Exercise objective
Could you copy the lines below verbatim, the stretch from the first line through the line containing "The position corresponding", leaving the pictures out?

━━━━━━

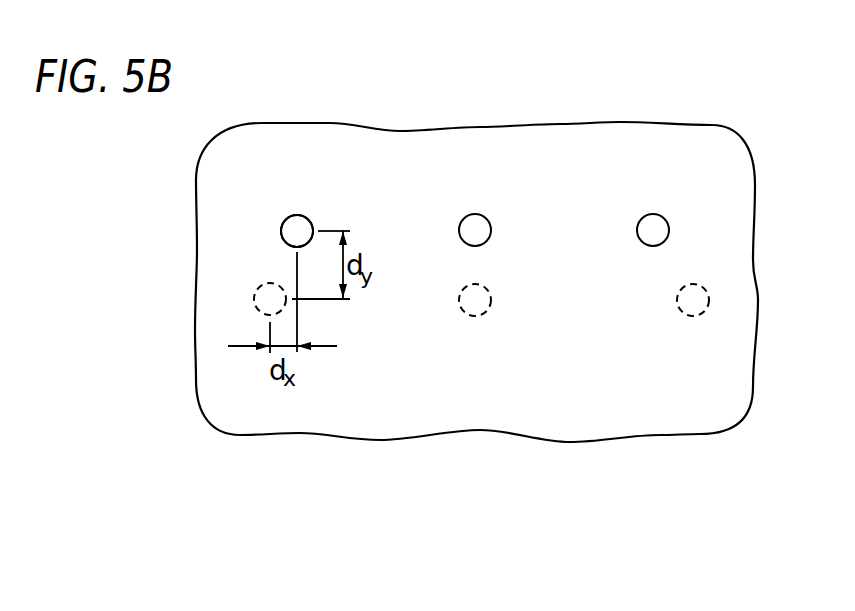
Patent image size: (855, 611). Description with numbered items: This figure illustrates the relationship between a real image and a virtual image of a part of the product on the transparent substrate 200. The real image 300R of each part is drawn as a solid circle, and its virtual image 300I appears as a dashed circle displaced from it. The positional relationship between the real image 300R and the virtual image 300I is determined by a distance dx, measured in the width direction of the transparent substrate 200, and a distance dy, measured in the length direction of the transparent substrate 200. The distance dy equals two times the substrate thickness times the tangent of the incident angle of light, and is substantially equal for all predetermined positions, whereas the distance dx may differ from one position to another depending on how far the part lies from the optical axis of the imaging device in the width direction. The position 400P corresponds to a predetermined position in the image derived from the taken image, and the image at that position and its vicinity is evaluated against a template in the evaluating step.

The transparent substrate 200 is at (573, 148).
The real image 300R is at (303, 217).
The virtual image 300I is at (265, 283).
The position corresponding to the predetermined position 400P is at (288, 222).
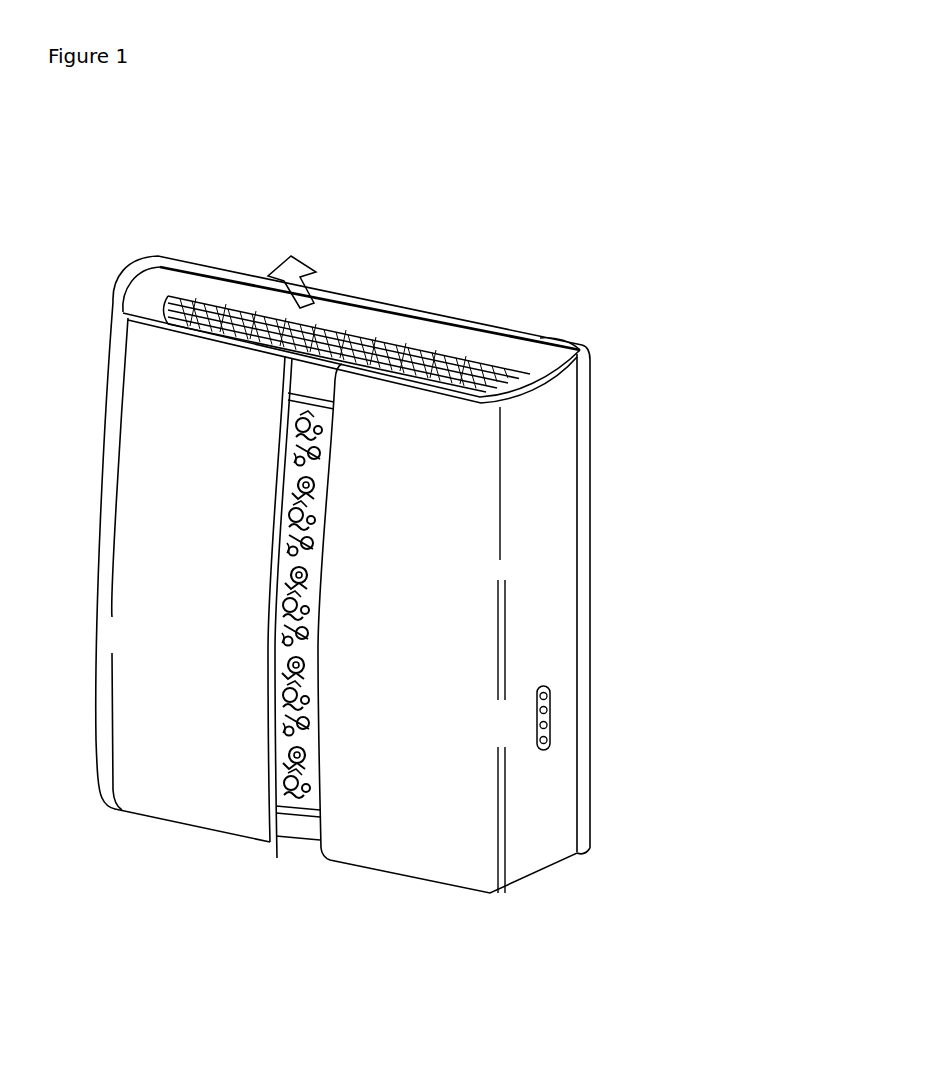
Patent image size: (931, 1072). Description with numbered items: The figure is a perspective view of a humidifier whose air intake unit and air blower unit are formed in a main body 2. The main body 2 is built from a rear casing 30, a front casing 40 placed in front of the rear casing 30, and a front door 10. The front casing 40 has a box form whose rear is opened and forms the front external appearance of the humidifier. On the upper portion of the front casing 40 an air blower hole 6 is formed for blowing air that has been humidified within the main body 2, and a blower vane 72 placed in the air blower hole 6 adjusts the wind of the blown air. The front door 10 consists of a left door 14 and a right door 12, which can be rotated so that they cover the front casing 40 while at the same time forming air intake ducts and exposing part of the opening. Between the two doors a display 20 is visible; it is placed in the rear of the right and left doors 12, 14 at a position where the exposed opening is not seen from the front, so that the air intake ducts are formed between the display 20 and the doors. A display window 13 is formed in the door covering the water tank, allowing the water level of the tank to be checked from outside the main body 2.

The main body 2 is at (622, 300).
The air blower hole 6 is at (505, 348).
The front door 10 is at (212, 955).
The right door 12 is at (377, 818).
The display window 13 is at (545, 715).
The left door 14 is at (229, 792).
The display 20 is at (276, 803).
The rear casing 30 is at (560, 350).
The front casing 40 is at (522, 375).
The blower vane 72 is at (236, 296).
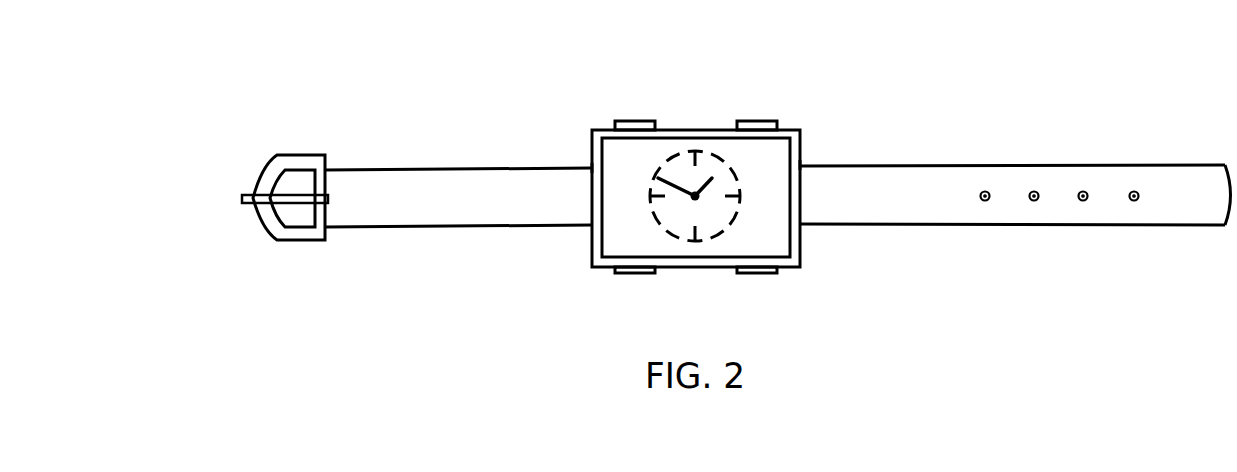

━━━━━━

Response for this exercise
Patent image size: (855, 611). Description with numbered items: This figure illustrates the relationship between a real image and a virtual image of a part of the product on the transparent substrate 200. The real image 300R of each part is drawn as a solid circle, and its virtual image 300I appears as a dashed circle displaced from it. The positional relationship between the real image 300R and the virtual image 300I is determined by a distance dx, measured in the width direction of the transparent substrate 200, and a distance dy, measured in the length direction of the transparent substrate 200. The distance dy equals two times the substrate thickness times the tangent of the incident angle of light, and is substantially equal for all predetermined positions, whereas the distance dx may differ from one position to another depending on how far the part lies from the optical axis of the imaging device in the width direction. The position 400P corresponds to a predetermined position in the image derived from the taken image, and the image at that position and its vicinity is evaluated against a template in the evaluating step.

The transparent substrate 200 is at (573, 148).
The real image 300R is at (303, 217).
The virtual image 300I is at (265, 283).
The position corresponding to the predetermined position 400P is at (288, 222).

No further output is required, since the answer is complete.